* _SET EXERCISE_
Write out the data again exactly, skipping every picture.

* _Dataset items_
——

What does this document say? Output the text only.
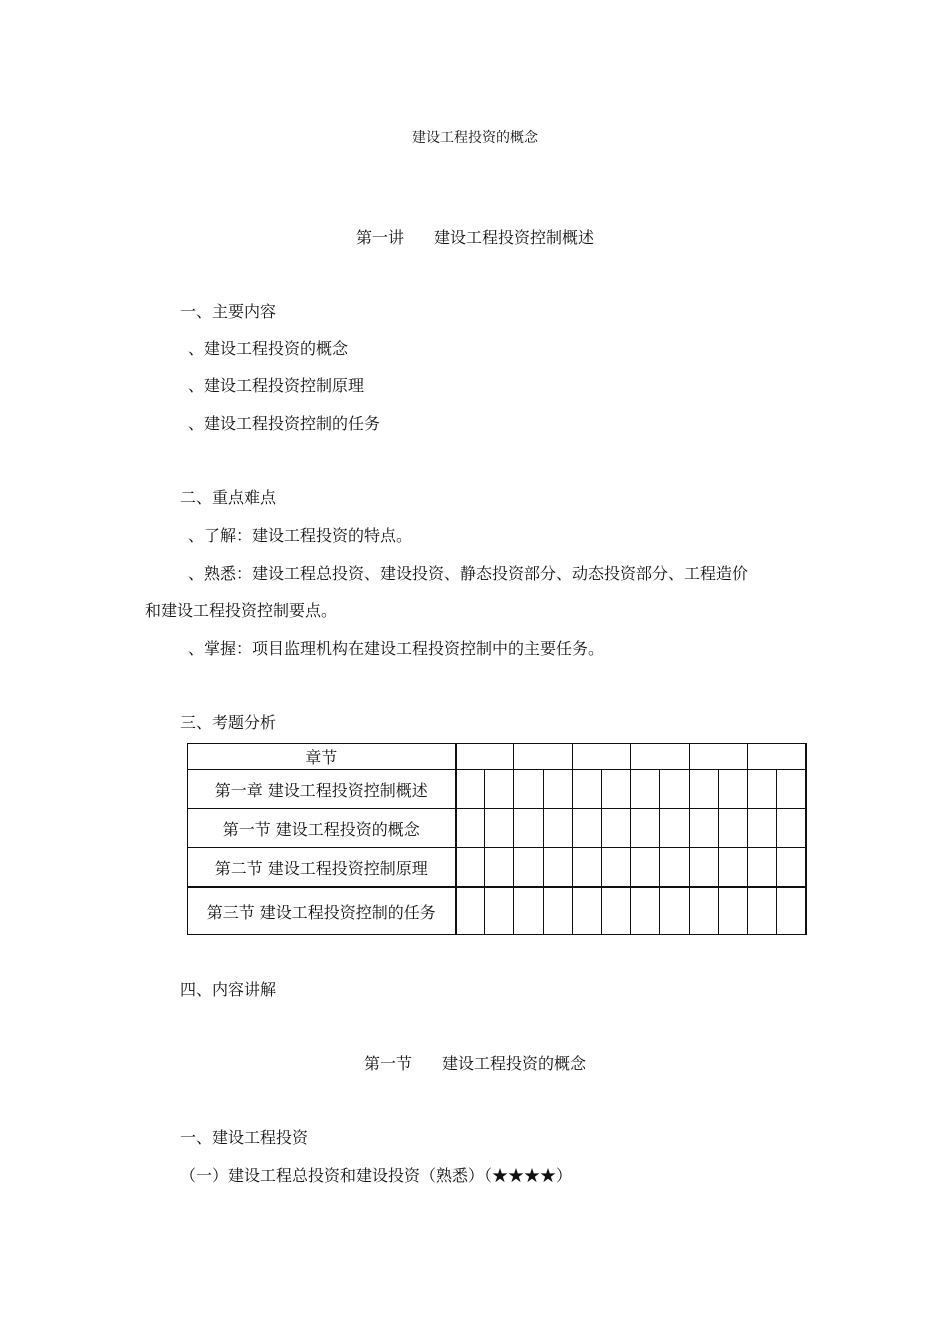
建设工程投资的概念
第一讲 建设工程投资控制概述
一、主要内容
、建设工程投资的概念
、建设工程投资控制原理
、建设工程投资控制的任务
二、重点难点
、了解：建设工程投资的特点。
、熟悉：建设工程总投资、建设投资、静态投资部分、动态投资部分、工程造价
和建设工程投资控制要点。
、掌握：项目监理机构在建设工程投资控制中的主要任务。
三、考题分析
章节												
第一章 建设工程投资控制概述												
第一节 建设工程投资的概念												
第二节 建设工程投资控制原理												
第三节 建设工程投资控制的任务												
四、内容讲解
第一节 建设工程投资的概念
一、建设工程投资
（一）建设工程总投资和建设投资（熟悉）（★★★★）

——

* _RESULT OF THIS TASK_
What does this document say? Output the text only.
建设工程投资的概念
第一讲 建设工程投资控制概述
一、主要内容
、建设工程投资的概念
、建设工程投资控制原理
、建设工程投资控制的任务
二、重点难点
、了解：建设工程投资的特点。
、熟悉：建设工程总投资、建设投资、静态投资部分、动态投资部分、工程造价
和建设工程投资控制要点。
、掌握：项目监理机构在建设工程投资控制中的主要任务。
三、考题分析
章节												
第一章 建设工程投资控制概述												
第一节 建设工程投资的概念												
第二节 建设工程投资控制原理												
第三节 建设工程投资控制的任务												
四、内容讲解
第一节 建设工程投资的概念
一、建设工程投资
（一）建设工程总投资和建设投资（熟悉）（★★★★）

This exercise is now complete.